• The problem: Your task is to copy each line that has the word "title".
* START Exercise material *
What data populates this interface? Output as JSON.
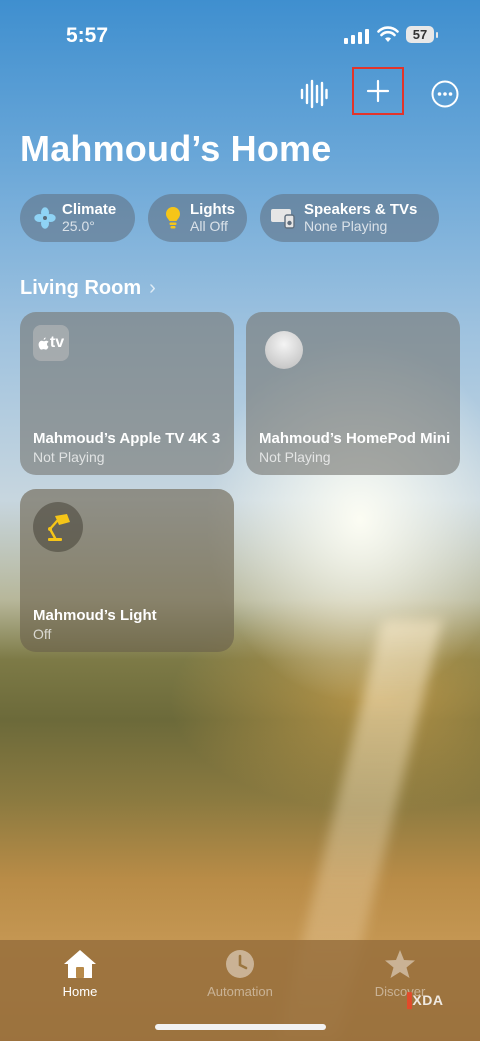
{
  "status_bar": {
    "time": "5:57",
    "battery": "57"
  },
  "toolbar": {
    "voice_icon": "waveform-icon",
    "add_icon": "plus-icon",
    "more_icon": "ellipsis-circle-icon"
  },
  "title": "Mahmoud’s Home",
  "chips": [
    {
      "label": "Climate",
      "value": "25.0°",
      "icon": "fan-icon"
    },
    {
      "label": "Lights",
      "value": "All Off",
      "icon": "lightbulb-icon"
    },
    {
      "label": "Speakers & TVs",
      "value": "None Playing",
      "icon": "speakers-tv-icon"
    }
  ],
  "section": {
    "title": "Living Room"
  },
  "accessories": [
    {
      "name": "Mahmoud’s Apple TV 4K 3",
      "status": "Not Playing",
      "icon": "apple-tv-icon",
      "badge": "tv"
    },
    {
      "name": "Mahmoud’s HomePod Mini",
      "status": "Not Playing",
      "icon": "homepod-mini-icon"
    },
    {
      "name": "Mahmoud’s Light",
      "status": "Off",
      "icon": "desk-lamp-icon"
    }
  ],
  "tabs": [
    {
      "label": "Home",
      "icon": "house-icon",
      "active": true
    },
    {
      "label": "Automation",
      "icon": "clock-icon",
      "active": false
    },
    {
      "label": "Discover",
      "icon": "star-icon",
      "active": false
    }
  ],
  "watermark": "XDA",
  "colors": {
    "highlight_border": "#e2342b",
    "lamp_yellow": "#f5c518"
  }
}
* END Exercise material *
• In response:
  "title": "Mahmoud’s Home",
    "title": "Living Room"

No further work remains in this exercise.